***** Materials provided

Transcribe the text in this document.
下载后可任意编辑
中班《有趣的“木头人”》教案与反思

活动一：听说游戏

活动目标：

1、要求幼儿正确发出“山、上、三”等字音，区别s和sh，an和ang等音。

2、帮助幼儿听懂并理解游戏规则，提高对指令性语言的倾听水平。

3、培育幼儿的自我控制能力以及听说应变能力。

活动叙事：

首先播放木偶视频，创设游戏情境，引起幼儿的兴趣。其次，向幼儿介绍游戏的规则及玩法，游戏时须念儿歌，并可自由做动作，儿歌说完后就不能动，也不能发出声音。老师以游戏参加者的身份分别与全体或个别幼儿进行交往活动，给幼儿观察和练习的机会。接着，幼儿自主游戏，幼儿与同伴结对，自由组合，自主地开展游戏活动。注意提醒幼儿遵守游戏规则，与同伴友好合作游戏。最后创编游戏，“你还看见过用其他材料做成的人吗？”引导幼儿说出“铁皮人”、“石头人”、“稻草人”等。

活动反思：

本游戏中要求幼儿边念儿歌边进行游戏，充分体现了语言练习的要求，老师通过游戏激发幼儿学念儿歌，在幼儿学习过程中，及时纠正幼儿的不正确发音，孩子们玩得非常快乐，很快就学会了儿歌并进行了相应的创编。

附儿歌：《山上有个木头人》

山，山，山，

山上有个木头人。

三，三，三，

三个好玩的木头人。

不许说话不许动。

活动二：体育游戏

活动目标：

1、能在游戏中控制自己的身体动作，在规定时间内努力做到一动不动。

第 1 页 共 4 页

**********

Set problem:
Return the lines above exactly, keeping every word.

Completed exercise:
Transcribe the text in this document.
下载后可任意编辑
中班《有趣的“木头人”》教案与反思

活动一：听说游戏

活动目标：

1、要求幼儿正确发出“山、上、三”等字音，区别s和sh，an和ang等音。

2、帮助幼儿听懂并理解游戏规则，提高对指令性语言的倾听水平。

3、培育幼儿的自我控制能力以及听说应变能力。

活动叙事：

首先播放木偶视频，创设游戏情境，引起幼儿的兴趣。其次，向幼儿介绍游戏的规则及玩法，游戏时须念儿歌，并可自由做动作，儿歌说完后就不能动，也不能发出声音。老师以游戏参加者的身份分别与全体或个别幼儿进行交往活动，给幼儿观察和练习的机会。接着，幼儿自主游戏，幼儿与同伴结对，自由组合，自主地开展游戏活动。注意提醒幼儿遵守游戏规则，与同伴友好合作游戏。最后创编游戏，“你还看见过用其他材料做成的人吗？”引导幼儿说出“铁皮人”、“石头人”、“稻草人”等。

活动反思：

本游戏中要求幼儿边念儿歌边进行游戏，充分体现了语言练习的要求，老师通过游戏激发幼儿学念儿歌，在幼儿学习过程中，及时纠正幼儿的不正确发音，孩子们玩得非常快乐，很快就学会了儿歌并进行了相应的创编。

附儿歌：《山上有个木头人》

山，山，山，

山上有个木头人。

三，三，三，

三个好玩的木头人。

不许说话不许动。

活动二：体育游戏

活动目标：

1、能在游戏中控制自己的身体动作，在规定时间内努力做到一动不动。

第 1 页 共 4 页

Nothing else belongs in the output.